__INSTRUÇÕES DE TRABALHO__:
1. No excerto sobre a terra Lusitana e os seus heróis, que figuras da antiguidade são nomeadas no verso citado?
2. No excerto sobre a terra Lusitana e os seus heróis, consegue transcrever o trecho que começa nas palavras "O poeta concretiza" e termina depois de "grandes obras realizadas."?
3. Consegue continuar o texto sobre a terra Lusitana e os seus heróis a partir do ponto em que termina?

__EXCERTO DA FONTE__:
--------------------------------------------------

O verso “Dá a terra Lusitana Cipiões / Césares, Alexandros, e dá Augustos”, introduz um tipo de verso metonímico, em que o sujeito poético pretende afirmar a  nação Portuguesa como berço de grandes individualidades de estatuto bélico, comparados apenas aos heróis internacionais presentes nos mais importantes conflitos armados da história antiga. Desta forma, a “terra Lusitana” torna-se também ela um importante centro de criação e formação de soldados no caminho para o novo mundo.

O poeta concretiza uma crítica à atitude observada no povo português que, indiferente a todas as conquistas e vitórias em terras desconhecidas, mantém-se isolado dos seus reais heróis nacionais – indivíduos cuja caracterização e estatuto são desconhecidos pois não foram alvo de divulgação dos seus feitos. Pelo contrário, os seus homónimos chefes da antiguidade eram guerreiros mas não esqueceram a cultura e viram os seus feitos cantados.

No entanto, o sujeito lírico não contesta o seu amor pela pátria nem coloca em causa a continuação dos feitos – reiterando o seu propósito enquanto autor no engrandecimento cultural por via do “verso e rima”, mesmo que nunca venha a ser reconhecido, porque só assim é possível levar a um povo todo o conhecimento factual das grandes obras realizadas.

--------------------------------------------------

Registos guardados
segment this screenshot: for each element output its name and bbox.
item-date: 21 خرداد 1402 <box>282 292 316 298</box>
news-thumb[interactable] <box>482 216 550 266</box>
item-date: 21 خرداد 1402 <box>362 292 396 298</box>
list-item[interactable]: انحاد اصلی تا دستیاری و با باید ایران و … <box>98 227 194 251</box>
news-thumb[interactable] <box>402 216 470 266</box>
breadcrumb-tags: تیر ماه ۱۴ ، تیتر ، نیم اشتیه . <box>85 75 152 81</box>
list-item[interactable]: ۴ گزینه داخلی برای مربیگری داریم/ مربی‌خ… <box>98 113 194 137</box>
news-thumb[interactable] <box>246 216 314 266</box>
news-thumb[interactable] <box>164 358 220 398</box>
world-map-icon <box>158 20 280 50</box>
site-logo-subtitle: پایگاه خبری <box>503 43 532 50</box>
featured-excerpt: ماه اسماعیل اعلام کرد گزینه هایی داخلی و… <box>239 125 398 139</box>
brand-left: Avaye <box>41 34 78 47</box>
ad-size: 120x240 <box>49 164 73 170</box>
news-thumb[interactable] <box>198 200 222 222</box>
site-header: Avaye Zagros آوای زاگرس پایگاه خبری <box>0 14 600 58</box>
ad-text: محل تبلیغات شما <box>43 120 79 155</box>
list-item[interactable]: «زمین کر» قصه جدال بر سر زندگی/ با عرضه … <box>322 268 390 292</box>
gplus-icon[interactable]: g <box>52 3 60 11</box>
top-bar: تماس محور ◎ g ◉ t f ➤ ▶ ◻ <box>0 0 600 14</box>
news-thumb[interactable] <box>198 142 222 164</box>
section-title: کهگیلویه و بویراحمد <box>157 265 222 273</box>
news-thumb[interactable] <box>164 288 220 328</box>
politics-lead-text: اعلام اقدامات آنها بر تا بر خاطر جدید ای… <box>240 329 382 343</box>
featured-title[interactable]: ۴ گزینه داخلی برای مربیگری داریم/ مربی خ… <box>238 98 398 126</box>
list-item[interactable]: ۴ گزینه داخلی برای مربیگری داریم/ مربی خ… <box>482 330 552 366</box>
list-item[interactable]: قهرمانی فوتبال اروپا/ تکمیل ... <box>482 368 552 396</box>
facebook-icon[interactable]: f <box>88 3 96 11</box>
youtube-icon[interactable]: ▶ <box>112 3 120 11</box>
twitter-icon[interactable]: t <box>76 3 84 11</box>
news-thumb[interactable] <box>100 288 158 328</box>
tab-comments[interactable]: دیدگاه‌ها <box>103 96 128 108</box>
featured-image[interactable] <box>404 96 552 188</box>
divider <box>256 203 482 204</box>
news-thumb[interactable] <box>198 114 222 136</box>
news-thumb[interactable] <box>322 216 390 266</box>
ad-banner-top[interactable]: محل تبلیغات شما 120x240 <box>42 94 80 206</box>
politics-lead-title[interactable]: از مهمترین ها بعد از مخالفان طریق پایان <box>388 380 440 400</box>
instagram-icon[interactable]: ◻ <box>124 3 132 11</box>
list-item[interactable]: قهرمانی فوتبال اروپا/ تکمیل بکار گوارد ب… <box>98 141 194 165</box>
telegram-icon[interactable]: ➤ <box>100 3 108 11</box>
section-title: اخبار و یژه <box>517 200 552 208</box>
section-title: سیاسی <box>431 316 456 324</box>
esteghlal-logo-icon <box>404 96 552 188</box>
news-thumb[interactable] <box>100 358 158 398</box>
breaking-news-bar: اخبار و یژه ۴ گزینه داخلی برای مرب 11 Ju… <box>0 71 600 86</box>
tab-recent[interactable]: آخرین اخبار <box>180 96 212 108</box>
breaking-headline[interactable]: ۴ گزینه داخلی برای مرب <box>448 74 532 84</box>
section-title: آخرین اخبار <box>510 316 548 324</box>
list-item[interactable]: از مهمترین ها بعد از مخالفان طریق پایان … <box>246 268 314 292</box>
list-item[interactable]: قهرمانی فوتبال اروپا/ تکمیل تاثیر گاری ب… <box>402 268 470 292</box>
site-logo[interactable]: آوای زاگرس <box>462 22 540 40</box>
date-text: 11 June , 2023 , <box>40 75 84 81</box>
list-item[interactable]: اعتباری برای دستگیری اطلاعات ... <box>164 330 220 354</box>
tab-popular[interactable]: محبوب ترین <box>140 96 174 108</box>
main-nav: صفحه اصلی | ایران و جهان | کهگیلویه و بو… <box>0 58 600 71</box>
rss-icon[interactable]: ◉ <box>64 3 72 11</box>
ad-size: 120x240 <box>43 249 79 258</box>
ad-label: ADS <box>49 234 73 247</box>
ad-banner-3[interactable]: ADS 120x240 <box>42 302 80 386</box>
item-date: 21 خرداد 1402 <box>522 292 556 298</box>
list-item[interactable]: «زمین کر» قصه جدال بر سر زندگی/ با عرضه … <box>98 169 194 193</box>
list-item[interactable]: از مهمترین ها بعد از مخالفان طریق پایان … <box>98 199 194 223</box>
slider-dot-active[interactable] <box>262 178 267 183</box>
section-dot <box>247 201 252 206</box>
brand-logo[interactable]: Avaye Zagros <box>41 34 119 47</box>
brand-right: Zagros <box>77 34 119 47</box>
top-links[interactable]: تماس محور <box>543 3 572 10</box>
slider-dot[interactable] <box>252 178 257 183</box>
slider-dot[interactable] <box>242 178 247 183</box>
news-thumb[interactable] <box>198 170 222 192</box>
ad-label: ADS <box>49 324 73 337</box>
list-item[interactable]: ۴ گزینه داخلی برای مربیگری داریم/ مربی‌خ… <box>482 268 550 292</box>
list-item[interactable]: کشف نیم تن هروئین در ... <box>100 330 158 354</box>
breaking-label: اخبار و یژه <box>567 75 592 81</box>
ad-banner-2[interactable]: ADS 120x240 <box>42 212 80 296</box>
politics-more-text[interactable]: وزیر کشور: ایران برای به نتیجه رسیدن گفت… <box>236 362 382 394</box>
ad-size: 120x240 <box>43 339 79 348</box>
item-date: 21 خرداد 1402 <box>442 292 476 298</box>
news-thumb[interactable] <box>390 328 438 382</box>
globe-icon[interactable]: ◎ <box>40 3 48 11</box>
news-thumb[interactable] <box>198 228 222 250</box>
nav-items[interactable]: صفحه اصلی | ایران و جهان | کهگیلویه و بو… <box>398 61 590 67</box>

--------------------------------------------------

__CONJUNTO DE RESPOSTAS__:
1. Cipiões, Césares, Alexandros e Augustos.

2.
O poeta concretiza uma crítica à atitude observada no povo português que, indiferente a todas as conquistas e vitórias em terras desconhecidas, mantém-se isolado dos seus reais heróis nacionais – indivíduos cuja caracterização e estatuto são desconhecidos pois não foram alvo de divulgação dos seus feitos. Pelo contrário, os seus homónimos chefes da antiguidade eram guerreiros mas não esqueceram a cultura e viram os seus feitos cantados.

No entanto, o sujeito lírico não contesta o seu amor pela pátria nem coloca em causa a continuação dos feitos – reiterando o seu propósito enquanto autor no engrandecimento cultural por via do “verso e rima”, mesmo que nunca venha a ser reconhecido, porque só assim é possível levar a um povo todo o conhecimento factual das grandes obras realizadas.

3.
A primeira estrofe do excerto transcrito do Canto V da Obra D’os Lusiadas dá conta da chegada a Portugal por parte dos navegadores lusitanos, após desbravarem terras longínquas e cumprirem a sua missão em pleno.

No mar, o desembarque é referenciado pelo sujeito através de uma descrição espácio-temporal, na qual se depreende um “mar sereno”, que se equilibra num “vento sempre manso e nunca irado”, condições de aparente calma e harmonia a que os marinheiros portugueses experienciam aquando da chegada a Lisboa, através do “Tejo ameno”.

Já na sagrada terra, trazem consigo novos desígnios e ofertas para o Rei – responsável máximo pela missão portuguesa, que será elevado com novos títulos obtidos através do esforço dos conquistadores na execução da Obra dos Descobrimentos – “E à sua pátria e Rei temido e amado / O prémio e glória dão por que mandou”

A interpelação ao Rei “Por isso vós, ó Rei, que por divino / Conselho estais no régio sólio posto” surge no contexto da estância 146 como um incitamento ao próprio chefe de estado para que este tenha em consideração os feitos dos seus soldados fiéis – “vassalos excelentes” – que elevam os valores de Portugal pelo mundo fora.

Estes são os homens que o poeta exalta por tomarem uma atitude proactiva contra o estado atual da nação- “Não tem um ledo orgulho e geral gosto, / Que os ãnimos levanta de contino / A ter pera trabalhos ledo o rosto”. Assim, Portugal surge mergulhado em valores morais questionáveis, assentes na cobiça e na rudeza, sintomas de uma sociedade que não honra a memória dos heróis – “Dua austera, apagada e vil tristeza”.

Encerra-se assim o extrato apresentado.